## OBJECTIVE
Repeat the whole listing exactly as written.

## THE RECORDS
----
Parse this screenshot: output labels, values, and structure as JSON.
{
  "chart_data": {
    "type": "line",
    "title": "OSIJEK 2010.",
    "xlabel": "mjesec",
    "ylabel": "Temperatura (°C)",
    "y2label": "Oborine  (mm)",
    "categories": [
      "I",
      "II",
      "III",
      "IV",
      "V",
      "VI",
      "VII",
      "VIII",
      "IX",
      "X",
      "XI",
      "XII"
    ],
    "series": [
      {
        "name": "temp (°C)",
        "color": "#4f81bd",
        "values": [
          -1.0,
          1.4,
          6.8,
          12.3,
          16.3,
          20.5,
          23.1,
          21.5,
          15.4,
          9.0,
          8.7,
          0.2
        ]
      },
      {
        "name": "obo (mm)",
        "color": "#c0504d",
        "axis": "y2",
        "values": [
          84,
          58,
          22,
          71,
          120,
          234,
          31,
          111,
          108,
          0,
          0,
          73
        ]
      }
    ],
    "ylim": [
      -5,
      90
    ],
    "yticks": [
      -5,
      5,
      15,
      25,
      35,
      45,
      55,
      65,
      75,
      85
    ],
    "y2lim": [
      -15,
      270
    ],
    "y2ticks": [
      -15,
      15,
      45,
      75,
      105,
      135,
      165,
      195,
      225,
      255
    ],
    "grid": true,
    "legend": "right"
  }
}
----
## OUTPUT OF THE TASK
Parse this screenshot: output labels, values, and structure as JSON.
{
  "chart_data": {
    "type": "line",
    "title": "OSIJEK 2010.",
    "xlabel": "mjesec",
    "ylabel": "Temperatura (°C)",
    "y2label": "Oborine  (mm)",
    "categories": [
      "I",
      "II",
      "III",
      "IV",
      "V",
      "VI",
      "VII",
      "VIII",
      "IX",
      "X",
      "XI",
      "XII"
    ],
    "series": [
      {
        "name": "temp (°C)",
        "color": "#4f81bd",
        "values": [
          -1.0,
          1.4,
          6.8,
          12.3,
          16.3,
          20.5,
          23.1,
          21.5,
          15.4,
          9.0,
          8.7,
          0.2
        ]
      },
      {
        "name": "obo (mm)",
        "color": "#c0504d",
        "axis": "y2",
        "values": [
          84,
          58,
          22,
          71,
          120,
          234,
          31,
          111,
          108,
          0,
          0,
          73
        ]
      }
    ],
    "ylim": [
      -5,
      90
    ],
    "yticks": [
      -5,
      5,
      15,
      25,
      35,
      45,
      55,
      65,
      75,
      85
    ],
    "y2lim": [
      -15,
      270
    ],
    "y2ticks": [
      -15,
      15,
      45,
      75,
      105,
      135,
      165,
      195,
      225,
      255
    ],
    "grid": true,
    "legend": "right"
  }
}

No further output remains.